Extracts from a graphics dataset:
-- Start --

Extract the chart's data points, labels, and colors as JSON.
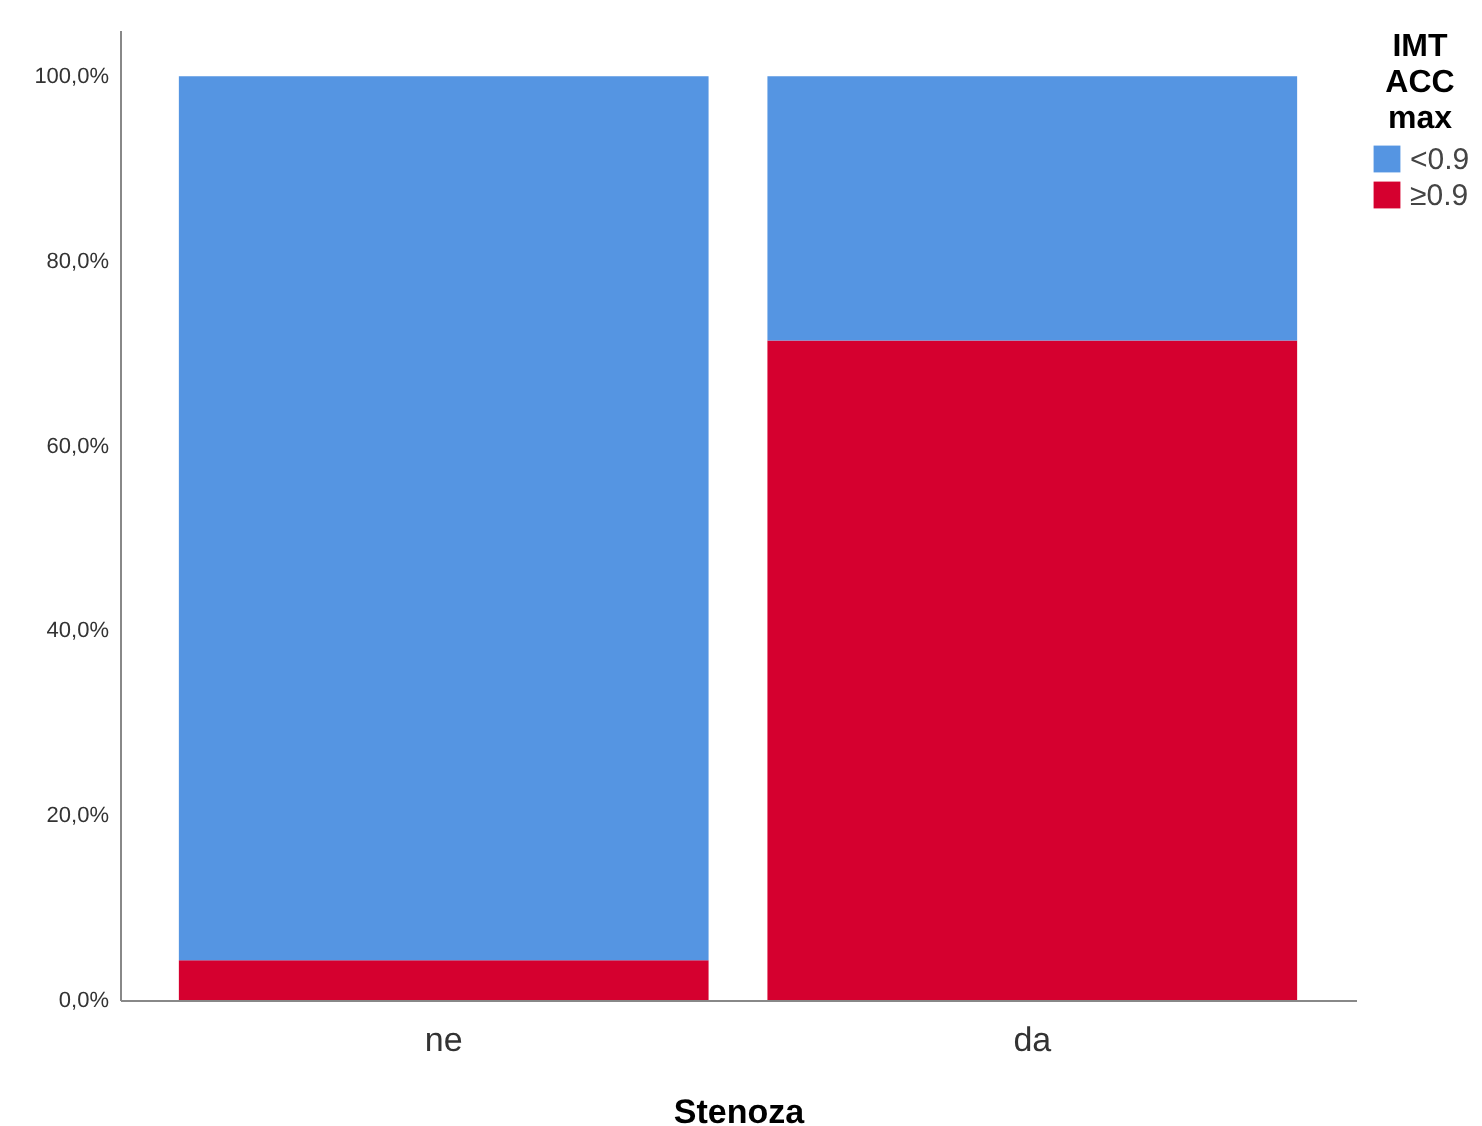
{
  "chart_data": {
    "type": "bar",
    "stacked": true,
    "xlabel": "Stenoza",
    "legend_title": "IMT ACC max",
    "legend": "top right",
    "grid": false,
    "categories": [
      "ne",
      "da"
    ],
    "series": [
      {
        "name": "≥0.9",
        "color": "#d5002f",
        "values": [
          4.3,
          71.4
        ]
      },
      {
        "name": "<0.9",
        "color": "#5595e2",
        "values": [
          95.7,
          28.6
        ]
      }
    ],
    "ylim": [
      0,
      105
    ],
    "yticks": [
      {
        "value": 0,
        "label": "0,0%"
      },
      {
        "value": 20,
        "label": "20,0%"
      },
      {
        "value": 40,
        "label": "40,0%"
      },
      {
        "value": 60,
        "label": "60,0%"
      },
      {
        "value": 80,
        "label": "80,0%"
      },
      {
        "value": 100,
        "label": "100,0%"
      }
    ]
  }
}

-- End --
-- Start --

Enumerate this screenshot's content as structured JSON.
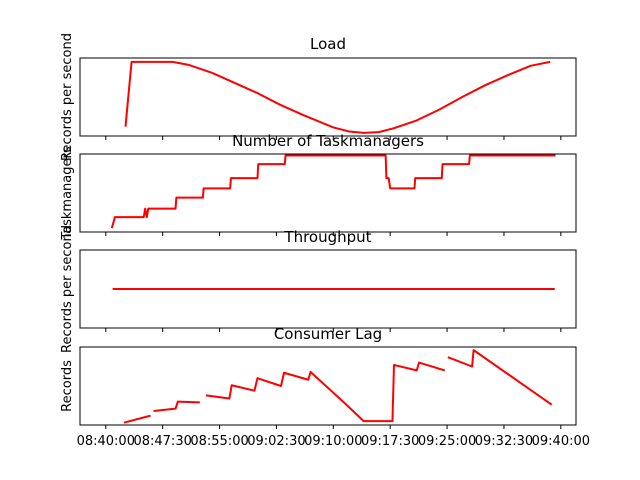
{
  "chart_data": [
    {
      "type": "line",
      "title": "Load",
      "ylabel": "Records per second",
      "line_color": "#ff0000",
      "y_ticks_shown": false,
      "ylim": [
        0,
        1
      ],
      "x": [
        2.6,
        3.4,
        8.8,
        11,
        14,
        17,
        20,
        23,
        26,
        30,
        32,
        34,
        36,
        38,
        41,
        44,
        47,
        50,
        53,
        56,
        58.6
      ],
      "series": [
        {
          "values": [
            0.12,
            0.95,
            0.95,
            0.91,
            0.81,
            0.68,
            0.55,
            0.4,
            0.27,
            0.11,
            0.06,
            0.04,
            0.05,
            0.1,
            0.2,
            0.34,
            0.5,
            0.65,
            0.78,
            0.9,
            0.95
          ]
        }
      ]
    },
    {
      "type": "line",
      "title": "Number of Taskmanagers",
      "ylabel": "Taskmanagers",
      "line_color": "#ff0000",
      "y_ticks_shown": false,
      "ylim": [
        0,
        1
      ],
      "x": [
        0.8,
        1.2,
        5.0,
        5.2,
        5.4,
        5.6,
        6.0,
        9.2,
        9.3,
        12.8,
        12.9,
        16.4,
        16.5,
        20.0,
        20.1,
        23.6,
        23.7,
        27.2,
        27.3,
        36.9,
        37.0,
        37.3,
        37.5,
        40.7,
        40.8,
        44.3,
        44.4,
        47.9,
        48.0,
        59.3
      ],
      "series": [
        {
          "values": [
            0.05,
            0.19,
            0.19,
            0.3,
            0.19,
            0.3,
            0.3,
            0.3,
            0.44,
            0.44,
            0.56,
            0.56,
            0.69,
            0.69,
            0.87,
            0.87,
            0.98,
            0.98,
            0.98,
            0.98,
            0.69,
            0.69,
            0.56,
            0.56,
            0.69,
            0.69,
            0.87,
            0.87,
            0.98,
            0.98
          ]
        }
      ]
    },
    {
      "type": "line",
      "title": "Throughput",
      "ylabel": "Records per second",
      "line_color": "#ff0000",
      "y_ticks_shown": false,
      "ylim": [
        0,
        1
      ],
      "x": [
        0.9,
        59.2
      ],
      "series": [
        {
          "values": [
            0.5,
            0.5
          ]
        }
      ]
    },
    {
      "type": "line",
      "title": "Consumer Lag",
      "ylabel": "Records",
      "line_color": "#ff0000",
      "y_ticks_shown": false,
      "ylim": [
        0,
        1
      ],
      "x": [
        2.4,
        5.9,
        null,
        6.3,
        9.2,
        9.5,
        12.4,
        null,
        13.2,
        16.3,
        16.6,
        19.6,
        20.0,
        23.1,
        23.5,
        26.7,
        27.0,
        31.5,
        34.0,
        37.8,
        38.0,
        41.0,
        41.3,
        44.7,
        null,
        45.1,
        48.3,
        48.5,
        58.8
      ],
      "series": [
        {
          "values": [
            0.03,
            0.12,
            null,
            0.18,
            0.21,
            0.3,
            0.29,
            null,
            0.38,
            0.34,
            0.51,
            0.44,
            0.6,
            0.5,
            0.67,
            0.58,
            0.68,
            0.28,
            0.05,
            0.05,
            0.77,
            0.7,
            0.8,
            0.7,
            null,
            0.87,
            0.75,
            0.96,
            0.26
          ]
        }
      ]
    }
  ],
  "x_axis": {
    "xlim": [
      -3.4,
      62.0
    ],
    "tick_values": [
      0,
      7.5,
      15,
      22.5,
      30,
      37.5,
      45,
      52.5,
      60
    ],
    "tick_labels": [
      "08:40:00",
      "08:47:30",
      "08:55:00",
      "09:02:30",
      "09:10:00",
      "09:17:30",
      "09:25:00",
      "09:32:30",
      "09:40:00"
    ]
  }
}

-- End --

What needs to be done —
Only a number is wanted: how many lines of the material above hold "JSON"?

The result —
2